STATED PROBLEM:
Report, as a bare number, how many lines contain the string "momentum".

## Begin STORED ROWS

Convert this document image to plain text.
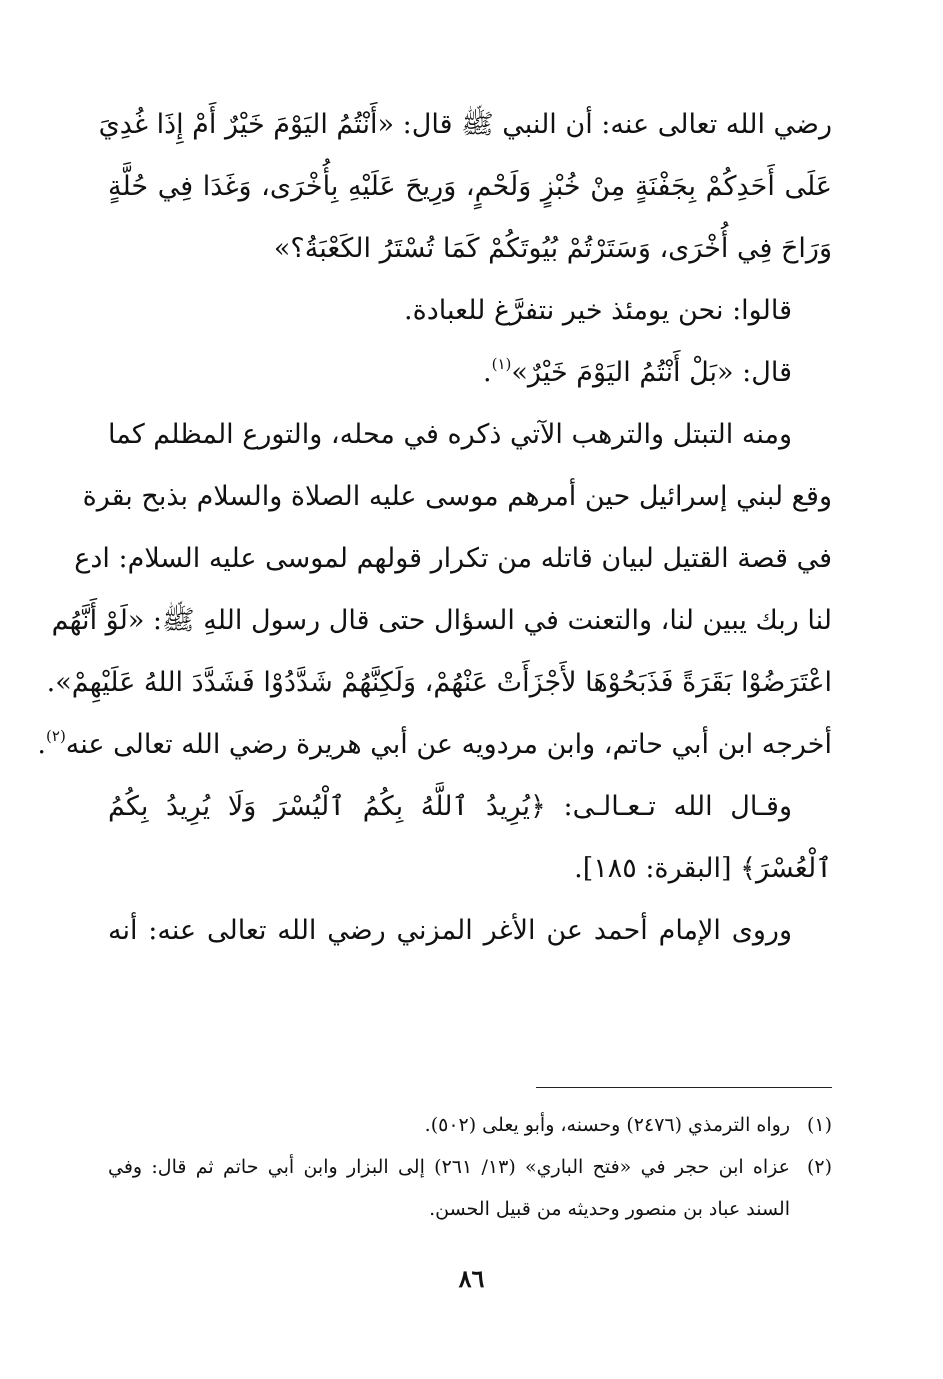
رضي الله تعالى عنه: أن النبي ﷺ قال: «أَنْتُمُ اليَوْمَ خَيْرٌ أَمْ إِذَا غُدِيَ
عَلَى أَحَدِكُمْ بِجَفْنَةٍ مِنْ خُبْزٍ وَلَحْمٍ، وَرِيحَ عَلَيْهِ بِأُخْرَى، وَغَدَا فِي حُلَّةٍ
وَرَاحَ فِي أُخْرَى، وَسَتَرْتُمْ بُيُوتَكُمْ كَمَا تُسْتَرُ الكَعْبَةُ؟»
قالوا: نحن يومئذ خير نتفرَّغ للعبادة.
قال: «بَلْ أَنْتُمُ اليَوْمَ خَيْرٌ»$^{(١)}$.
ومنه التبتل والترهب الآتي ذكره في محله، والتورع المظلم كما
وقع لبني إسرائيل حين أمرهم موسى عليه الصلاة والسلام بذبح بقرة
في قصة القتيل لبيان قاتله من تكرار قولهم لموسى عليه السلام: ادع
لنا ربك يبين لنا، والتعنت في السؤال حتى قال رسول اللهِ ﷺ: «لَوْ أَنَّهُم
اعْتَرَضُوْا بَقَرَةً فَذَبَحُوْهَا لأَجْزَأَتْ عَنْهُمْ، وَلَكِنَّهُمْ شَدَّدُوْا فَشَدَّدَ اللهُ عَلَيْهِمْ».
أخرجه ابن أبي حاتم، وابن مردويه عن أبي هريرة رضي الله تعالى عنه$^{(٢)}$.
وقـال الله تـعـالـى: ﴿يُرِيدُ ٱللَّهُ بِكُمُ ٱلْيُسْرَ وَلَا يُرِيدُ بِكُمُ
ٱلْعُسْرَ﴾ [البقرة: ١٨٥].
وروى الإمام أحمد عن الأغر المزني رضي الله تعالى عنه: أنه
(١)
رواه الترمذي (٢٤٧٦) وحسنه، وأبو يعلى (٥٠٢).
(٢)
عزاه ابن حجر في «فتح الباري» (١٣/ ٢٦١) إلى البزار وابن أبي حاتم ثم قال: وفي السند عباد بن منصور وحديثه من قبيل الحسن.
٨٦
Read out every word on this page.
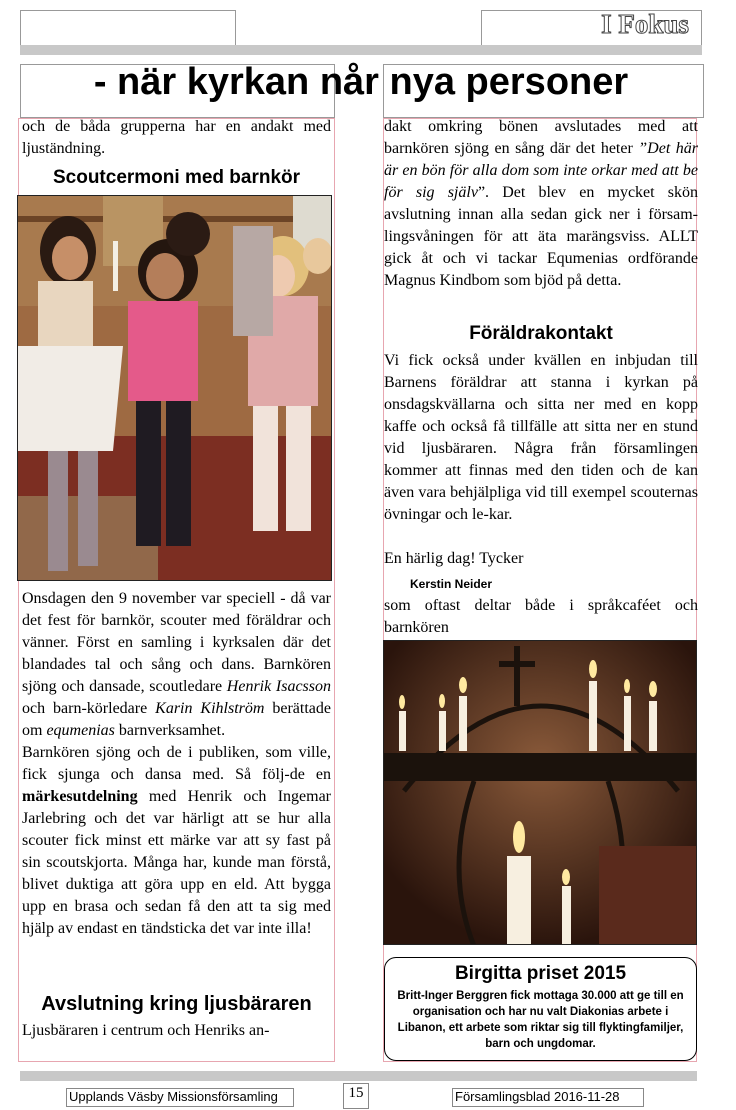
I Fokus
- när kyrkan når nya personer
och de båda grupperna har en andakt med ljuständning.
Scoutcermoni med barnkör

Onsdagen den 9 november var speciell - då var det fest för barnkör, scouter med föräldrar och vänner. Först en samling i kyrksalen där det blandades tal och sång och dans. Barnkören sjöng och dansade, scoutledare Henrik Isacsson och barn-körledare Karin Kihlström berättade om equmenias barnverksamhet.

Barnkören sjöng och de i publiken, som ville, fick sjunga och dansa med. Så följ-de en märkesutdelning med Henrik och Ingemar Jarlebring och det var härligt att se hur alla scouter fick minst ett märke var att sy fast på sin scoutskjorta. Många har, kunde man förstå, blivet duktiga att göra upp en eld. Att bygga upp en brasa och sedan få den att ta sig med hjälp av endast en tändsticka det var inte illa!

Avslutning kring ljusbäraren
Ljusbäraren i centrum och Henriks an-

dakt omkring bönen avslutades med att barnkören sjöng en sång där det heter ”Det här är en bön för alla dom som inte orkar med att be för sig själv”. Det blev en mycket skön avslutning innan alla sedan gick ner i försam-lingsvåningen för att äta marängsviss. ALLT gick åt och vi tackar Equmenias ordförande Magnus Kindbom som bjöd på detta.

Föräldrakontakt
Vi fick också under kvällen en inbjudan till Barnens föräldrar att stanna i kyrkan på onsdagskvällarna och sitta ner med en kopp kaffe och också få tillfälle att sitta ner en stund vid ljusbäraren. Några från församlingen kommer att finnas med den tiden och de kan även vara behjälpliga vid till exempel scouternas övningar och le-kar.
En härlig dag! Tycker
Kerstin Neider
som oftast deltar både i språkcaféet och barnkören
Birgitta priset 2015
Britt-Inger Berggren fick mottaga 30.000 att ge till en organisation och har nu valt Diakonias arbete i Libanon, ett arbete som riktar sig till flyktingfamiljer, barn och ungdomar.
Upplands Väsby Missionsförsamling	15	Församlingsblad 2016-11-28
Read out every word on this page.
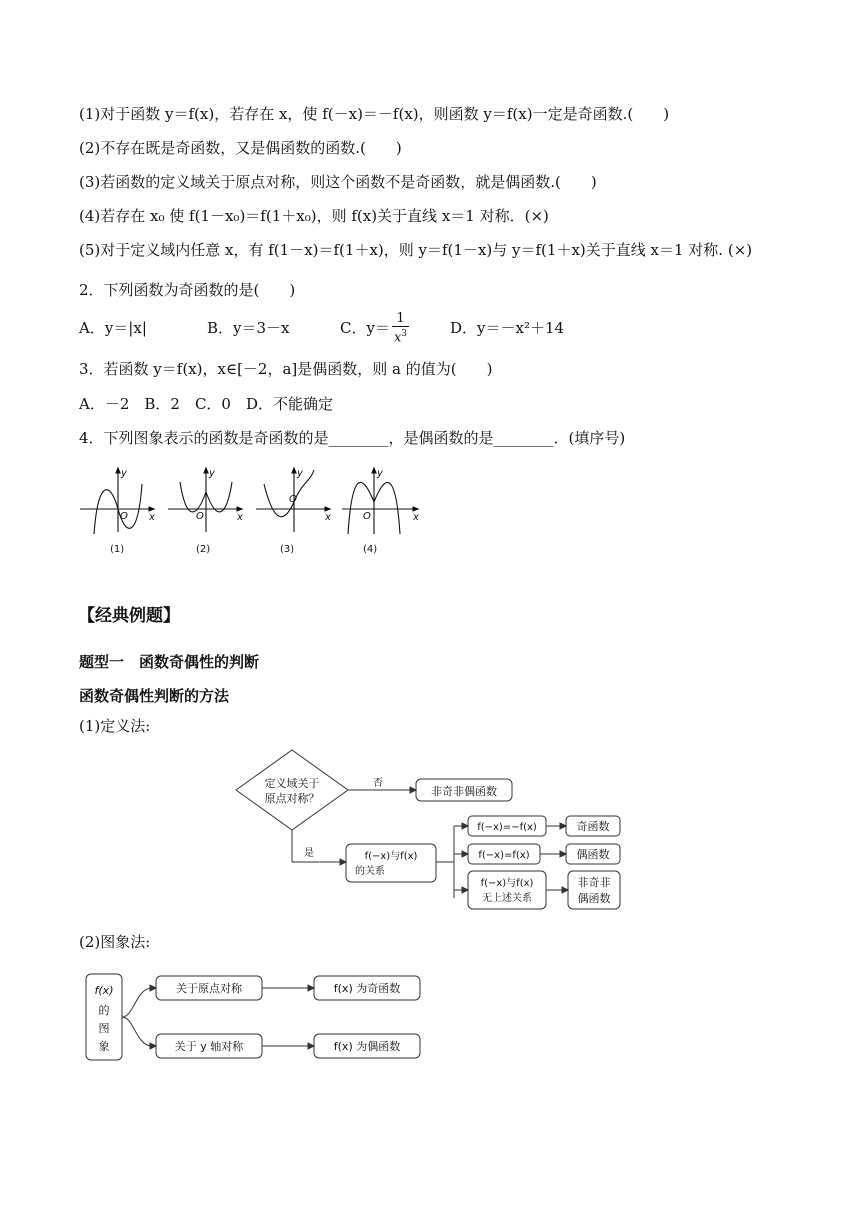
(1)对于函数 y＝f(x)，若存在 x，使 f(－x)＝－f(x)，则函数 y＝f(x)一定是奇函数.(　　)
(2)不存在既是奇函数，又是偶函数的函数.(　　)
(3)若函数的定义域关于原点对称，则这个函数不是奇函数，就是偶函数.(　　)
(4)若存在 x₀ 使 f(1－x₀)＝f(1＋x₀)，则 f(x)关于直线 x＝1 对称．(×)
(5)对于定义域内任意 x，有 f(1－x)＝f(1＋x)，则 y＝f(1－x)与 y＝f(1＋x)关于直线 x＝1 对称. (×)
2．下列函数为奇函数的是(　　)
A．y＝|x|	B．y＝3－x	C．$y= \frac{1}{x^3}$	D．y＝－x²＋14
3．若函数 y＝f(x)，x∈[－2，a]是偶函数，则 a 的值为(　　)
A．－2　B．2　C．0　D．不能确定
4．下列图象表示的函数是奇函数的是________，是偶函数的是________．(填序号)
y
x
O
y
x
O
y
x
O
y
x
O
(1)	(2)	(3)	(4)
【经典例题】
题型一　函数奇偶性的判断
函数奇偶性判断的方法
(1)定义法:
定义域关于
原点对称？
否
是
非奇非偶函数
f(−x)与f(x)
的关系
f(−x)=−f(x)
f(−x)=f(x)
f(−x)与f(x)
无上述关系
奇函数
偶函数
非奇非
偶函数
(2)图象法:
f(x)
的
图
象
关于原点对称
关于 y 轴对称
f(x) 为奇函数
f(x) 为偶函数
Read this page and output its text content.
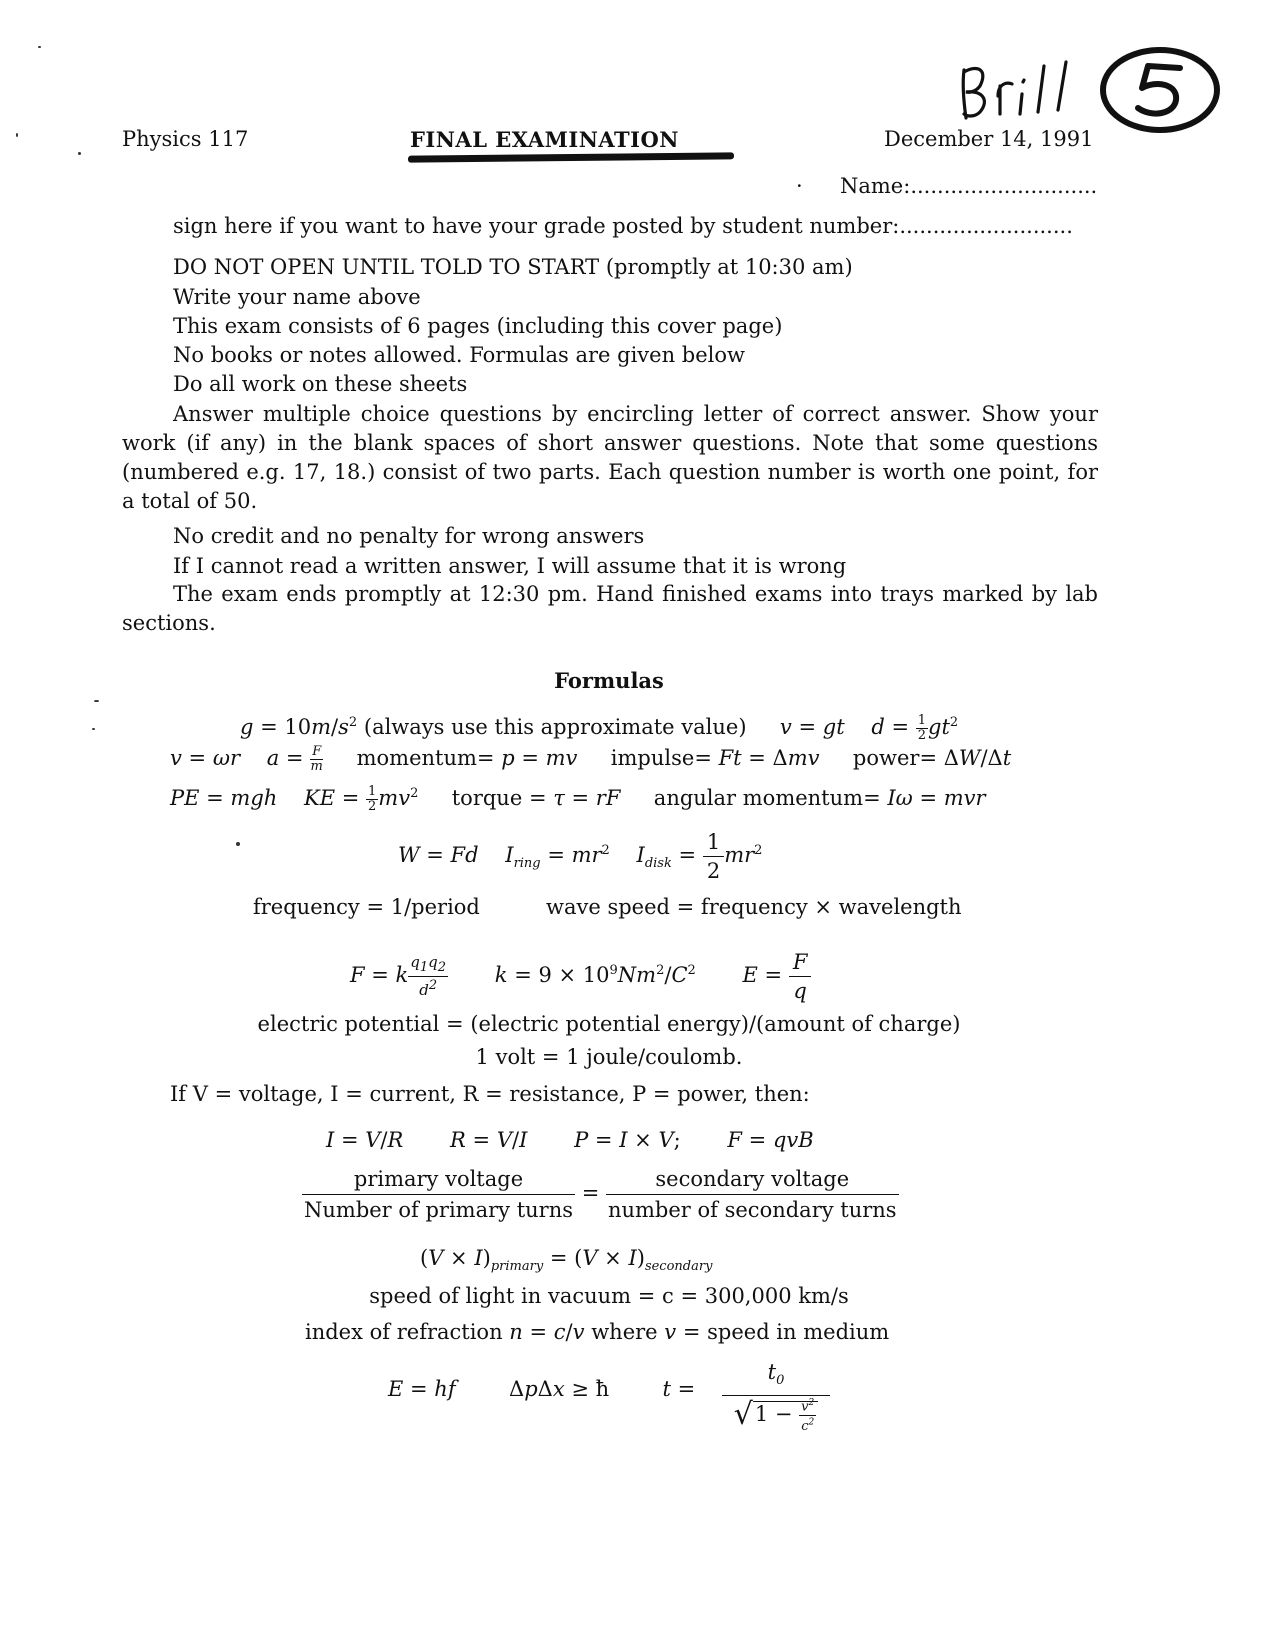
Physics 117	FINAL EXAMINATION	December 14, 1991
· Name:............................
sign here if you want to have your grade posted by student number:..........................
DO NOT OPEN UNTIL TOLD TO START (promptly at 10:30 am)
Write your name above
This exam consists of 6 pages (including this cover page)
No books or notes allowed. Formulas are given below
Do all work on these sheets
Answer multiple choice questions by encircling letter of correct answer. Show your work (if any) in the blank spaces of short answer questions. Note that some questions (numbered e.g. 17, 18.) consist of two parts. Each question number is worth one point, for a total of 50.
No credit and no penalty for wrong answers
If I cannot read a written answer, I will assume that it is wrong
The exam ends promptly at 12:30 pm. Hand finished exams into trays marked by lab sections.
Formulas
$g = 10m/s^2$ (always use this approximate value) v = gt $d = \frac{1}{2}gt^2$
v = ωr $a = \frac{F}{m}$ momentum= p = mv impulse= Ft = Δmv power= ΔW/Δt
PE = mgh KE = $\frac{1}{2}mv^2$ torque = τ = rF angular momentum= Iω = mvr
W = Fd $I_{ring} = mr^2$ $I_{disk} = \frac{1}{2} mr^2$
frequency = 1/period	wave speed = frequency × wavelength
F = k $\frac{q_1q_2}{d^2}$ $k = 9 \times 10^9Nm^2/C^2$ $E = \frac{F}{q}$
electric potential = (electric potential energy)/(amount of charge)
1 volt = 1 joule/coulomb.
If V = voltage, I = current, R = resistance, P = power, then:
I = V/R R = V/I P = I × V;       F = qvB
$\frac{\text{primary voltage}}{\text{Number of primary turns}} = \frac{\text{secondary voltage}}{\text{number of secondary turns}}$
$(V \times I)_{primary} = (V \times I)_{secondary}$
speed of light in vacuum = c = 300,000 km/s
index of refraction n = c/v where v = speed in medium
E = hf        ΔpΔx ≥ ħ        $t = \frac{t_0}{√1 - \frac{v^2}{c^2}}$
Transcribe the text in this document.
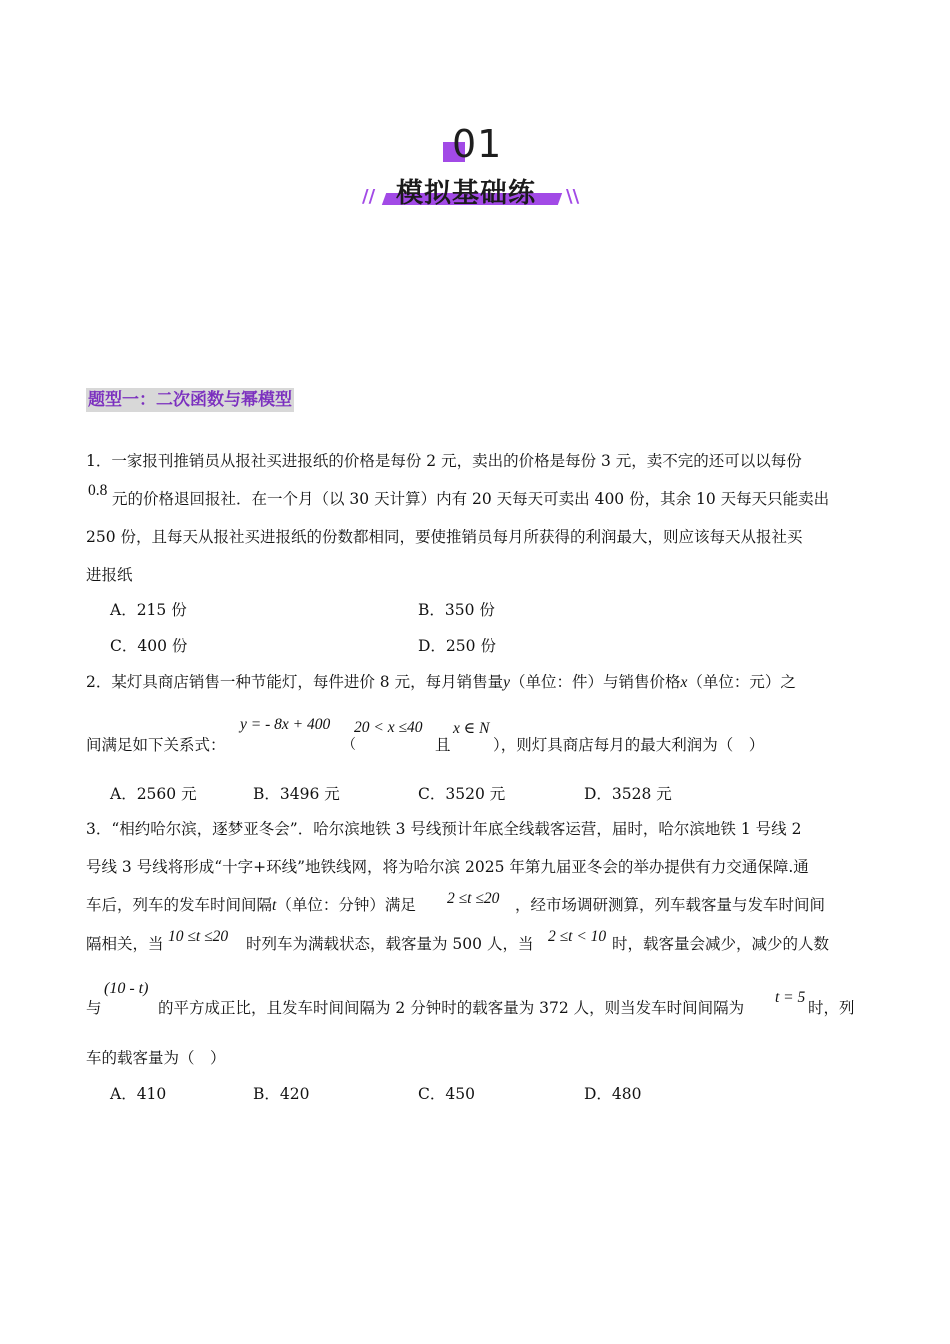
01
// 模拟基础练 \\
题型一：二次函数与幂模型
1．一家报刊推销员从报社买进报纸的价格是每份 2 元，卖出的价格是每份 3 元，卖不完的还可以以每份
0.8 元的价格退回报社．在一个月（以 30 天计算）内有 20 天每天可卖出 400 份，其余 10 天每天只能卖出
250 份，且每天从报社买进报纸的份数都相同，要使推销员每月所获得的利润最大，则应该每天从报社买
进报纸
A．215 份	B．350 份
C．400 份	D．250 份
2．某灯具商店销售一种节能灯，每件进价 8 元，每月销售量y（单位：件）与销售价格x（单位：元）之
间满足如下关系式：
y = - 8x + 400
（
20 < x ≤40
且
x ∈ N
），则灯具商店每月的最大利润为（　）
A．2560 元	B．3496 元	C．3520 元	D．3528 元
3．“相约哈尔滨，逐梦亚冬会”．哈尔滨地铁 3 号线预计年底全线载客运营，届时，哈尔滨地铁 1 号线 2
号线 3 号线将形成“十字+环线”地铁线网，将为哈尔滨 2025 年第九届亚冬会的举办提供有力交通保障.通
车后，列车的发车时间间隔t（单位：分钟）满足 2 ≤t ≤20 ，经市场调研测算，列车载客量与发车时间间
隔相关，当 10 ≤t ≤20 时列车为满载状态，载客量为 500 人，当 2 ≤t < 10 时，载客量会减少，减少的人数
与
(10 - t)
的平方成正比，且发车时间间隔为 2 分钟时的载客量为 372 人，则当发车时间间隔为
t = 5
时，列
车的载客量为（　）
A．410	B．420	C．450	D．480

## End STORED ROWS

FINAL RESULT:
2